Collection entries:
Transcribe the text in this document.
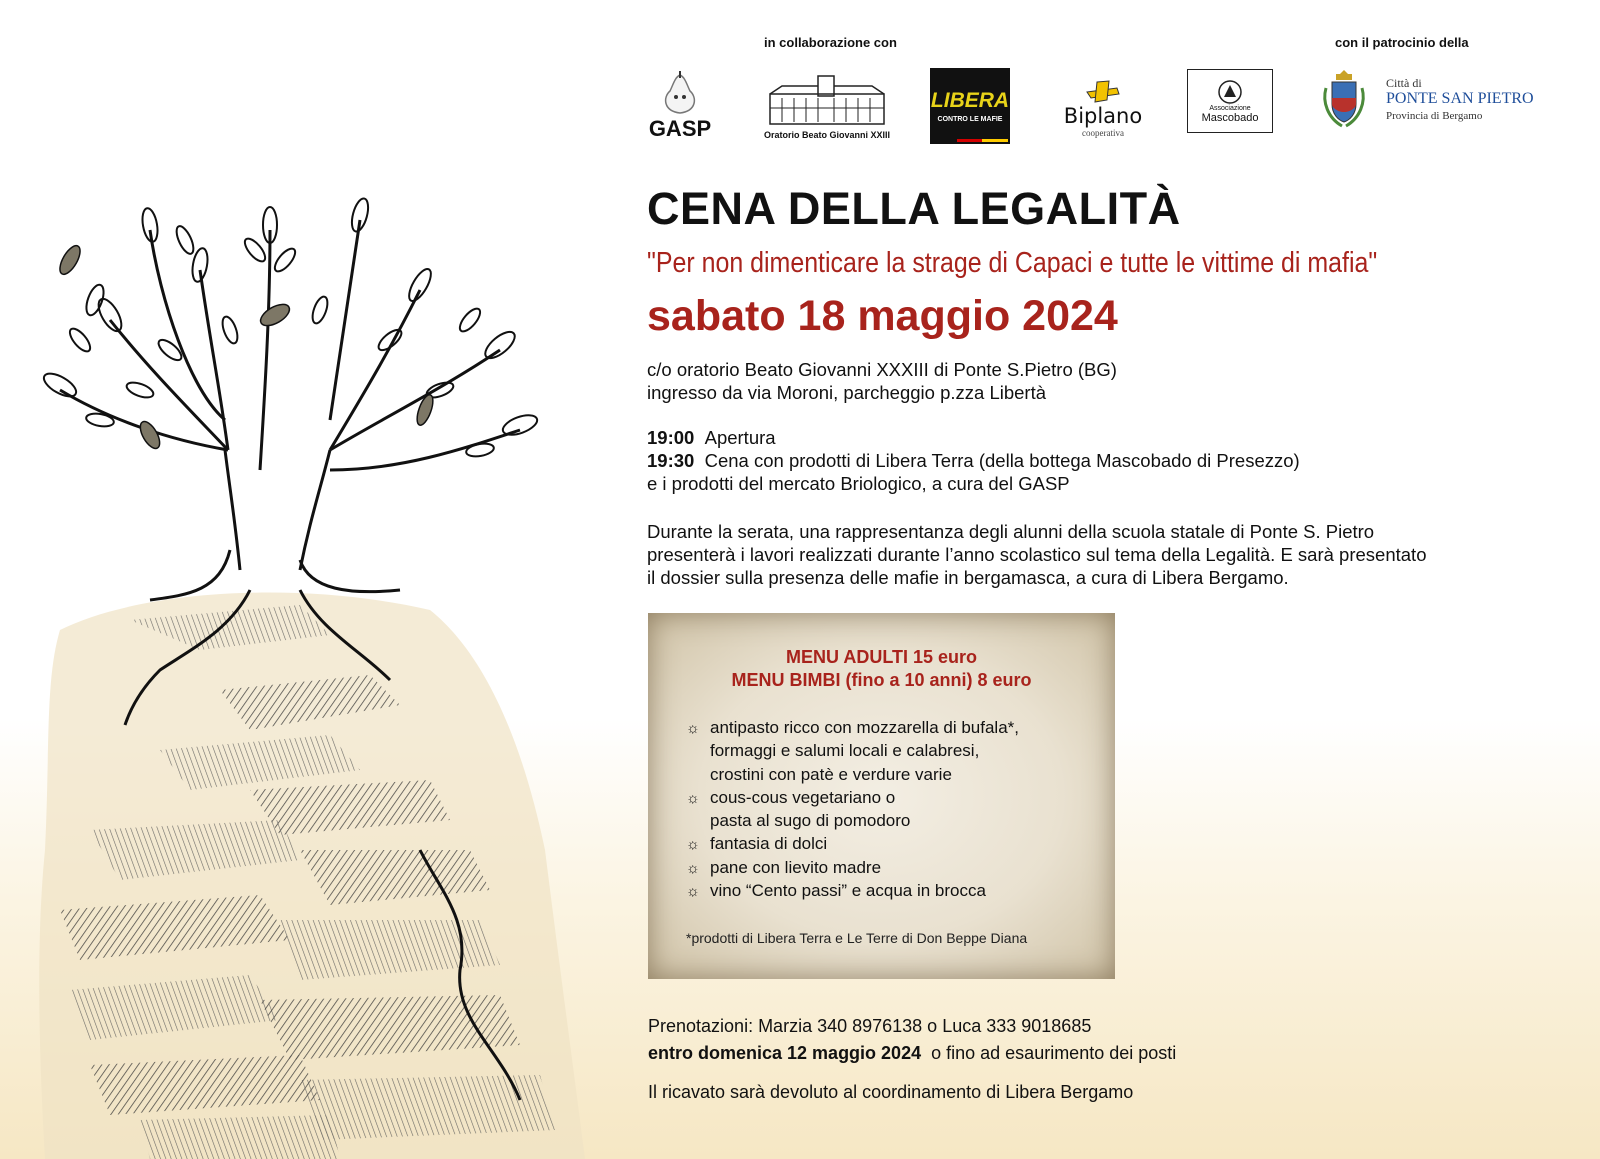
in collaborazione con	con il patrocinio della
GASP	Oratorio Beato Giovanni XXIII
LIBERA
CONTRO LE MAFIE	Biplano
cooperativa
Associazione
Mascobado
Città di
PONTE SAN PIETRO
Provincia di Bergamo
CENA DELLA LEGALITÀ
"Per non dimenticare la strage di Capaci e tutte le vittime di mafia"
sabato 18 maggio 2024
c/o oratorio Beato Giovanni XXXIII di Ponte S.Pietro (BG)
ingresso da via Moroni, parcheggio p.zza Libertà
19:00 Apertura
19:30 Cena con prodotti di Libera Terra (della bottega Mascobado di Presezzo)
e i prodotti del mercato Briologico, a cura del GASP
Durante la serata, una rappresentanza degli alunni della scuola statale di Ponte S. Pietro
presenterà i lavori realizzati durante l’anno scolastico sul tema della Legalità. E sarà presentato
il dossier sulla presenza delle mafie in bergamasca, a cura di Libera Bergamo.
MENU ADULTI 15 euro
MENU BIMBI (fino a 10 anni) 8 euro
☼ antipasto ricco con mozzarella di bufala*,
formaggi e salumi locali e calabresi,
crostini con patè e verdure varie
☼ cous-cous vegetariano o
pasta al sugo di pomodoro
☼ fantasia di dolci
☼ pane con lievito madre
☼ vino “Cento passi” e acqua in brocca
*prodotti di Libera Terra e Le Terre di Don Beppe Diana
Prenotazioni: Marzia 340 8976138 o Luca 333 9018685
entro domenica 12 maggio 2024 o fino ad esaurimento dei posti
Il ricavato sarà devoluto al coordinamento di Libera Bergamo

## Problem details
Search the data for the string "Terra". List each line that has it.

## Written solution
19:30 Cena con prodotti di Libera Terra (della bottega Mascobado di Presezzo)
*prodotti di Libera Terra e Le Terre di Don Beppe Diana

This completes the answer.